• _WHAT YOU SHOULD DO_: Reproduce the data shown below exactly.

BEGIN EXTRACTED ENTRIES

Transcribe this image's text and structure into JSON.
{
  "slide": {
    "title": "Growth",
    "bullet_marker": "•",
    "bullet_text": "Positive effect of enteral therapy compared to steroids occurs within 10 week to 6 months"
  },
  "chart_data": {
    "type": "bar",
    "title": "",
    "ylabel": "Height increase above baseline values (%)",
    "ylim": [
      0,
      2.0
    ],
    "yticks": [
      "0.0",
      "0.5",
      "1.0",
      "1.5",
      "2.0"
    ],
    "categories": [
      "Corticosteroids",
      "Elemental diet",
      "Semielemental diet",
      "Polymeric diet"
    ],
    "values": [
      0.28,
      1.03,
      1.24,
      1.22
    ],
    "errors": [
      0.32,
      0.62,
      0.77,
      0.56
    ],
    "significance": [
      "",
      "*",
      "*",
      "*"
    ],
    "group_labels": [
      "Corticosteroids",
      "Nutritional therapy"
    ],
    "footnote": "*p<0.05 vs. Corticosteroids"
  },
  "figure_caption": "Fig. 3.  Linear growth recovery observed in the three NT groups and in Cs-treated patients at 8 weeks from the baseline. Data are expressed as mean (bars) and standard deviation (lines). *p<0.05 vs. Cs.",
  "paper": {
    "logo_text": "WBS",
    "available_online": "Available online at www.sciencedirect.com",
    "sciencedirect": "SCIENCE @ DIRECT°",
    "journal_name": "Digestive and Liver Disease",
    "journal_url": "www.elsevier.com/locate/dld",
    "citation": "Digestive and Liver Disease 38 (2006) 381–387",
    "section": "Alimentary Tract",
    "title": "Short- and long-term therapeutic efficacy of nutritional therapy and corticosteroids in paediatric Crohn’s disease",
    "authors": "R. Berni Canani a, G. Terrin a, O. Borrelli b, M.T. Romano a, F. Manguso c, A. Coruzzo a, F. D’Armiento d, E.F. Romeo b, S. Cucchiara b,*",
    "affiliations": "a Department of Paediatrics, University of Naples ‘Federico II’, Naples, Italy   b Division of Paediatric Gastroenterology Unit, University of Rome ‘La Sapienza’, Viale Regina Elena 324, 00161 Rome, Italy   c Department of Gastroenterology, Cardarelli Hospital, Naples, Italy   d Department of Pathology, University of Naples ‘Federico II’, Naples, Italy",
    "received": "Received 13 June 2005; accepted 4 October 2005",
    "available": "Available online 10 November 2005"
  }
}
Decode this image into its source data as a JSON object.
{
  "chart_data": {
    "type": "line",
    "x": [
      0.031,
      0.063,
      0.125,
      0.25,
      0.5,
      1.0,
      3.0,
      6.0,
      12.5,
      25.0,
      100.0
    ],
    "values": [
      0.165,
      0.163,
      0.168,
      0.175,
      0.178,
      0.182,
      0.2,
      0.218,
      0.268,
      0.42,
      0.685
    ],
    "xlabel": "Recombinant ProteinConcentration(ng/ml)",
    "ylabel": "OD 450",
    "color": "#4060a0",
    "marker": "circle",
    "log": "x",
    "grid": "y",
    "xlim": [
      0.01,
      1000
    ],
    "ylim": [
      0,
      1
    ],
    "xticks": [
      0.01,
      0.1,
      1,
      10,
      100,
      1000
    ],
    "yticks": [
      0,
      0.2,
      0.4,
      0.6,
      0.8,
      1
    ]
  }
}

END EXTRACTED ENTRIES

• _WRITTEN ANSWER_:
Transcribe this image's text and structure into JSON.
{
  "slide": {
    "title": "Growth",
    "bullet_marker": "•",
    "bullet_text": "Positive effect of enteral therapy compared to steroids occurs within 10 week to 6 months"
  },
  "chart_data": {
    "type": "bar",
    "title": "",
    "ylabel": "Height increase above baseline values (%)",
    "ylim": [
      0,
      2.0
    ],
    "yticks": [
      "0.0",
      "0.5",
      "1.0",
      "1.5",
      "2.0"
    ],
    "categories": [
      "Corticosteroids",
      "Elemental diet",
      "Semielemental diet",
      "Polymeric diet"
    ],
    "values": [
      0.28,
      1.03,
      1.24,
      1.22
    ],
    "errors": [
      0.32,
      0.62,
      0.77,
      0.56
    ],
    "significance": [
      "",
      "*",
      "*",
      "*"
    ],
    "group_labels": [
      "Corticosteroids",
      "Nutritional therapy"
    ],
    "footnote": "*p<0.05 vs. Corticosteroids"
  },
  "figure_caption": "Fig. 3.  Linear growth recovery observed in the three NT groups and in Cs-treated patients at 8 weeks from the baseline. Data are expressed as mean (bars) and standard deviation (lines). *p<0.05 vs. Cs.",
  "paper": {
    "logo_text": "WBS",
    "available_online": "Available online at www.sciencedirect.com",
    "sciencedirect": "SCIENCE @ DIRECT°",
    "journal_name": "Digestive and Liver Disease",
    "journal_url": "www.elsevier.com/locate/dld",
    "citation": "Digestive and Liver Disease 38 (2006) 381–387",
    "section": "Alimentary Tract",
    "title": "Short- and long-term therapeutic efficacy of nutritional therapy and corticosteroids in paediatric Crohn’s disease",
    "authors": "R. Berni Canani a, G. Terrin a, O. Borrelli b, M.T. Romano a, F. Manguso c, A. Coruzzo a, F. D’Armiento d, E.F. Romeo b, S. Cucchiara b,*",
    "affiliations": "a Department of Paediatrics, University of Naples ‘Federico II’, Naples, Italy   b Division of Paediatric Gastroenterology Unit, University of Rome ‘La Sapienza’, Viale Regina Elena 324, 00161 Rome, Italy   c Department of Gastroenterology, Cardarelli Hospital, Naples, Italy   d Department of Pathology, University of Naples ‘Federico II’, Naples, Italy",
    "received": "Received 13 June 2005; accepted 4 October 2005",
    "available": "Available online 10 November 2005"
  }
}
Decode this image into its source data as a JSON object.
{
  "chart_data": {
    "type": "line",
    "x": [
      0.031,
      0.063,
      0.125,
      0.25,
      0.5,
      1.0,
      3.0,
      6.0,
      12.5,
      25.0,
      100.0
    ],
    "values": [
      0.165,
      0.163,
      0.168,
      0.175,
      0.178,
      0.182,
      0.2,
      0.218,
      0.268,
      0.42,
      0.685
    ],
    "xlabel": "Recombinant ProteinConcentration(ng/ml)",
    "ylabel": "OD 450",
    "color": "#4060a0",
    "marker": "circle",
    "log": "x",
    "grid": "y",
    "xlim": [
      0.01,
      1000
    ],
    "ylim": [
      0,
      1
    ],
    "xticks": [
      0.01,
      0.1,
      1,
      10,
      100,
      1000
    ],
    "yticks": [
      0,
      0.2,
      0.4,
      0.6,
      0.8,
      1
    ]
  }
}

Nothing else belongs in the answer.